**Supplied data**.
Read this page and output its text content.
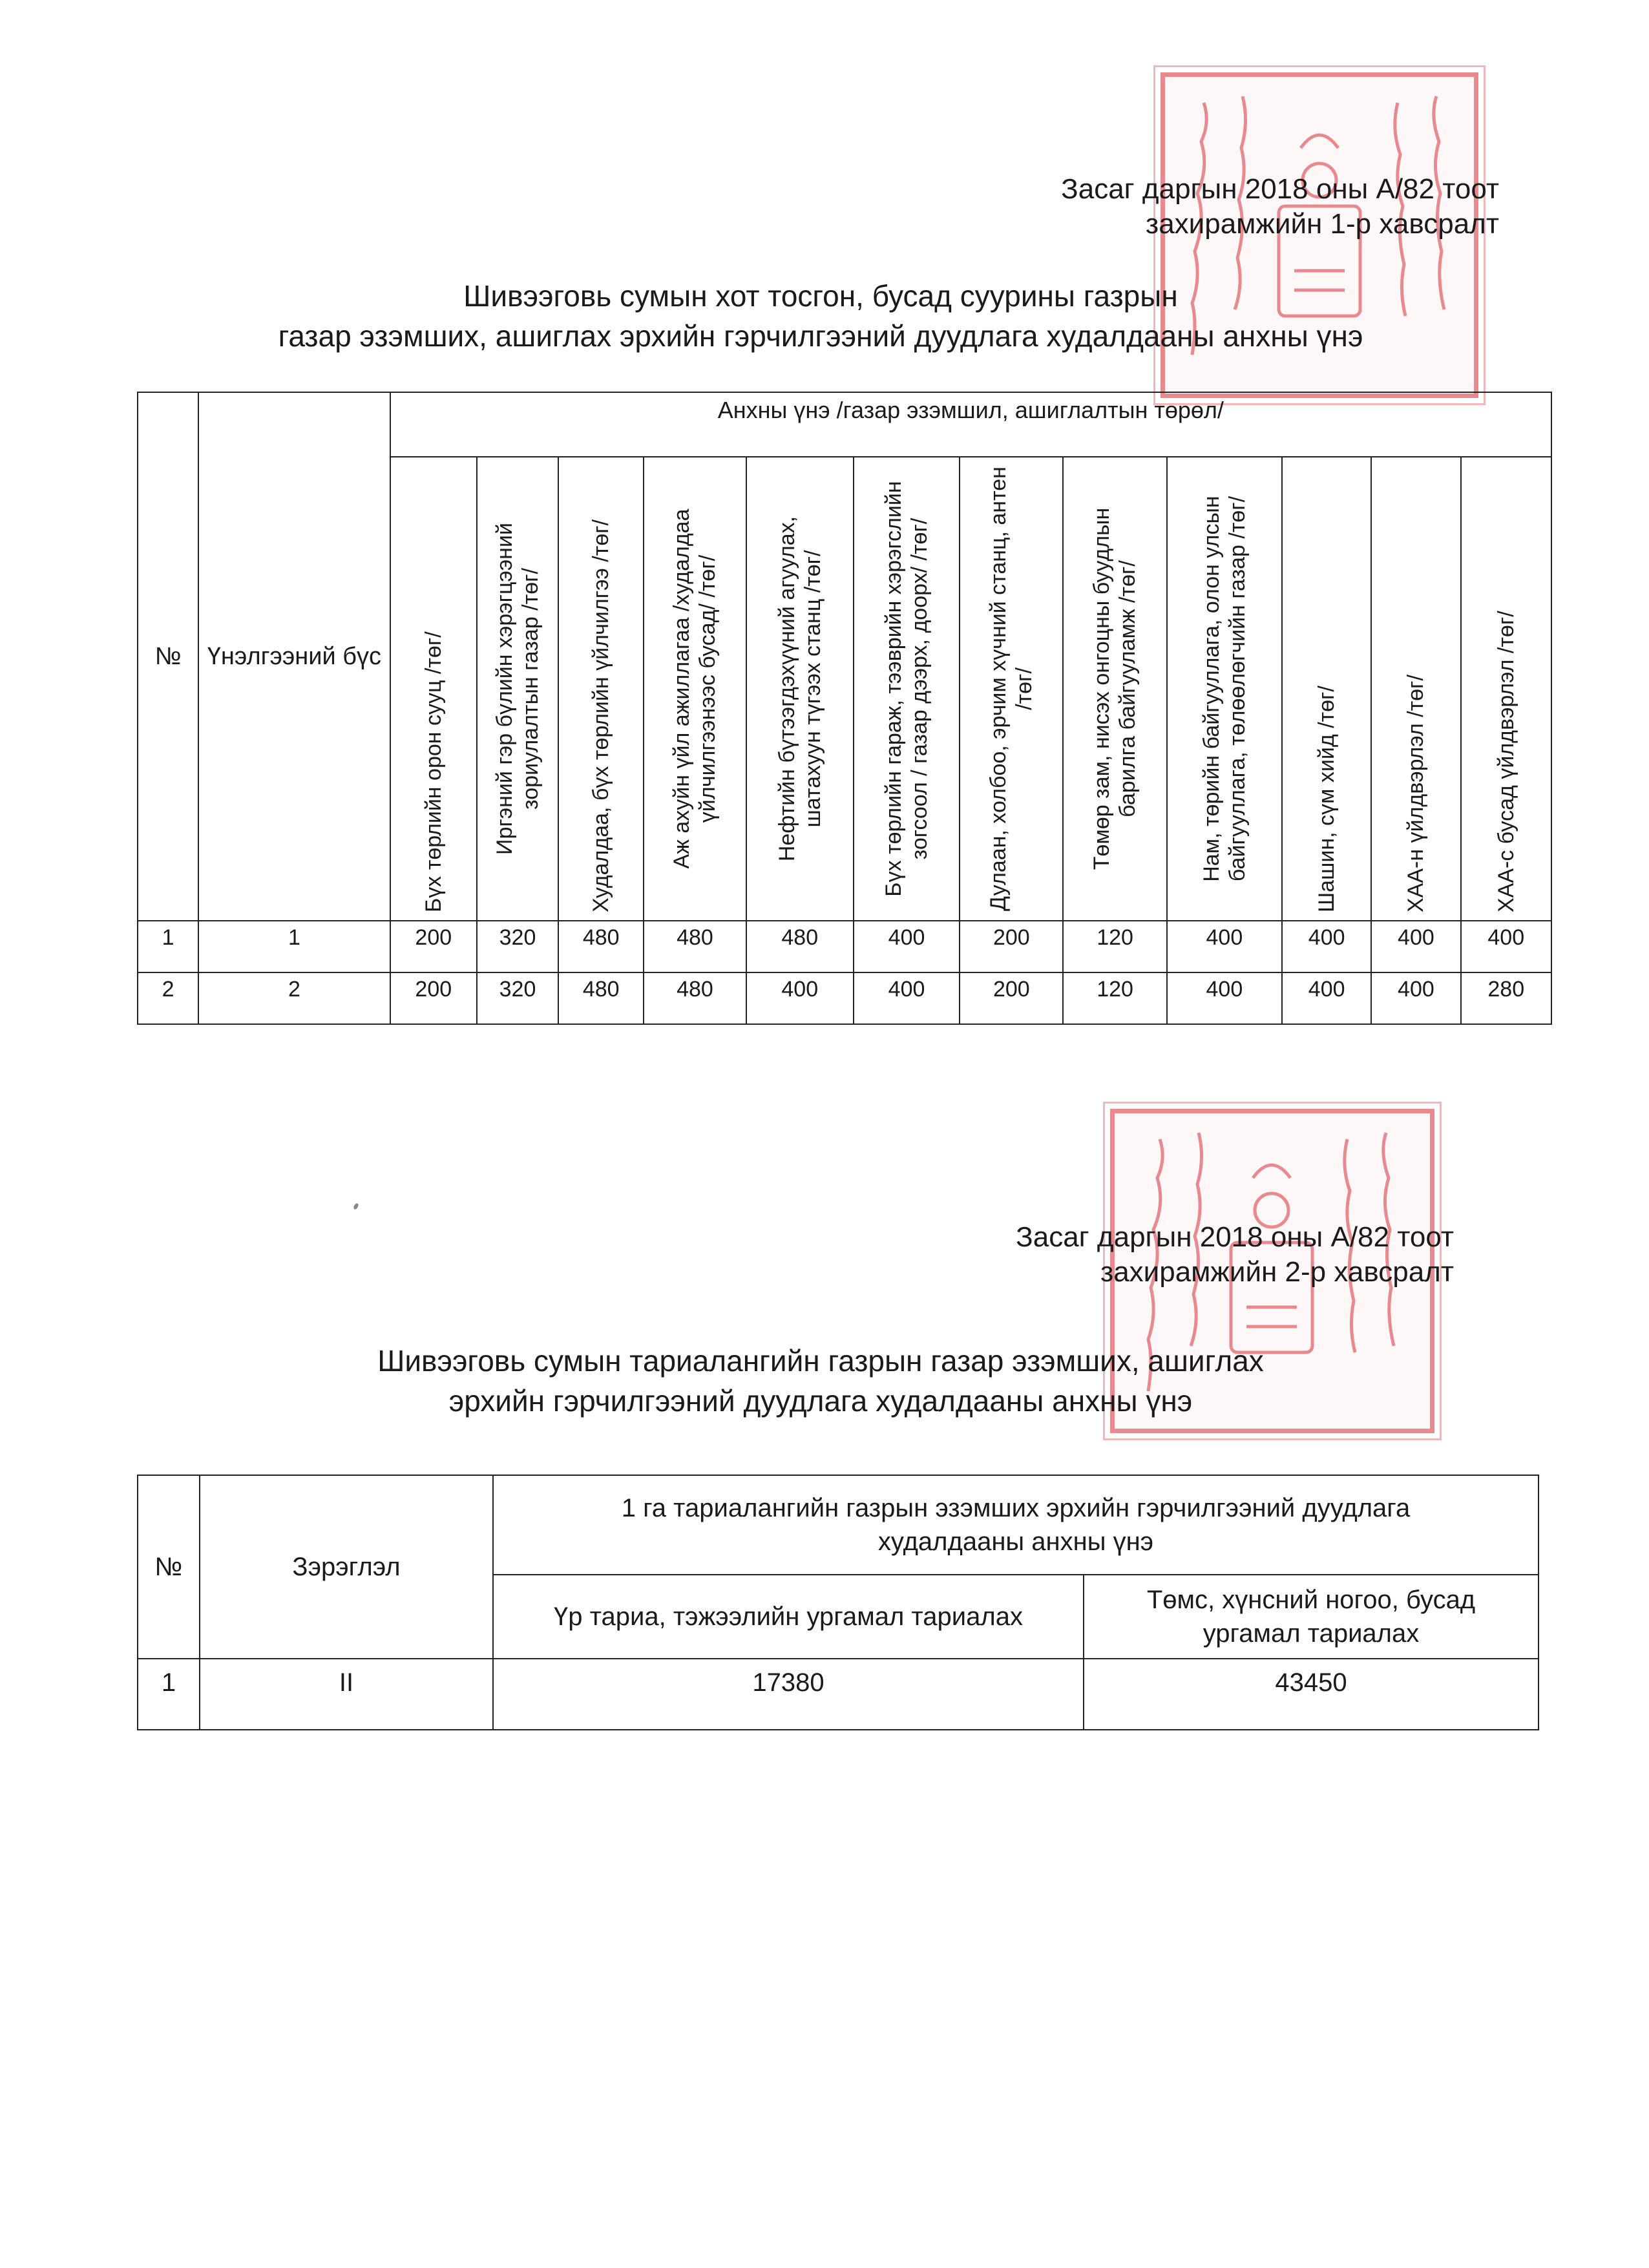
Засаг даргын 2018 оны А/82 тоот
захирамжийн 1-р хавсралт
Шивээговь сумын хот тосгон, бусад суурины газрын
газар эзэмших, ашиглах эрхийн гэрчилгээний дуудлага худалдааны анхны үнэ
№	Үнэлгээний бүс	Анхны үнэ /газар эзэмшил, ашиглалтын төрөл/											

Бүх төрлийн орон сууц /төг/	Иргэний гэр бүлийн хэрэгцээний зориулалтын газар /төг/	Худалдаа, бүх төрлийн үйлчилгээ /төг/	Аж ахуйн үйл ажиллагаа /худалдаа үйлчилгээнээс бусад/ /төг/	Нефтийн бүтээгдэхүүний агуулах, шатахуун түгээх станц /төг/	Бүх төрлийн гараж, тээврийн хэрэгслийн зогсоол / газар дээрх, доорх/ /төг/	Дулаан, холбоо, эрчим хүчний станц, антен /төг/	Төмөр зам, нисэх онгоцны буудлын барилга байгууламж /төг/	Нам, төрийн байгууллага, олон улсын байгууллага, төлөөлөгчийн газар /төг/	Шашин, сүм хийд /төг/	ХАА-н үйлдвэрлэл /төг/	ХАА-с бусад үйлдвэрлэл /төг/

1	1	200	320	480	480	480	400	200	120	400	400	400	400
2	2	200	320	480	480	400	400	200	120	400	400	400	280
Засаг даргын 2018 оны А/82 тоот
захирамжийн 2-р хавсралт
Шивээговь сумын тариалангийн газрын газар эзэмших, ашиглах
эрхийн гэрчилгээний дуудлага худалдааны анхны үнэ
№	Зэрэглэл	1 га тариалангийн газрын эзэмших эрхийн гэрчилгээний дуудлага худалдааны анхны үнэ	
		Үр тариа, тэжээлийн ургамал тариалах	Төмс, хүнсний ногоо, бусад ургамал тариалах
1	II	17380	43450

**Instruction**. Reproduce every record word for word. The copy must contain no pictures.

**Solution**.
Read this page and output its text content.
Засаг даргын 2018 оны А/82 тоот
захирамжийн 1-р хавсралт
Шивээговь сумын хот тосгон, бусад суурины газрын
газар эзэмших, ашиглах эрхийн гэрчилгээний дуудлага худалдааны анхны үнэ
№	Үнэлгээний бүс	Анхны үнэ /газар эзэмшил, ашиглалтын төрөл/											

Бүх төрлийн орон сууц /төг/	Иргэний гэр бүлийн хэрэгцээний зориулалтын газар /төг/	Худалдаа, бүх төрлийн үйлчилгээ /төг/	Аж ахуйн үйл ажиллагаа /худалдаа үйлчилгээнээс бусад/ /төг/	Нефтийн бүтээгдэхүүний агуулах, шатахуун түгээх станц /төг/	Бүх төрлийн гараж, тээврийн хэрэгслийн зогсоол / газар дээрх, доорх/ /төг/	Дулаан, холбоо, эрчим хүчний станц, антен /төг/	Төмөр зам, нисэх онгоцны буудлын барилга байгууламж /төг/	Нам, төрийн байгууллага, олон улсын байгууллага, төлөөлөгчийн газар /төг/	Шашин, сүм хийд /төг/	ХАА-н үйлдвэрлэл /төг/	ХАА-с бусад үйлдвэрлэл /төг/

1	1	200	320	480	480	480	400	200	120	400	400	400	400
2	2	200	320	480	480	400	400	200	120	400	400	400	280
Засаг даргын 2018 оны А/82 тоот
захирамжийн 2-р хавсралт
Шивээговь сумын тариалангийн газрын газар эзэмших, ашиглах
эрхийн гэрчилгээний дуудлага худалдааны анхны үнэ
№	Зэрэглэл	1 га тариалангийн газрын эзэмших эрхийн гэрчилгээний дуудлага худалдааны анхны үнэ	
		Үр тариа, тэжээлийн ургамал тариалах	Төмс, хүнсний ногоо, бусад ургамал тариалах
1	II	17380	43450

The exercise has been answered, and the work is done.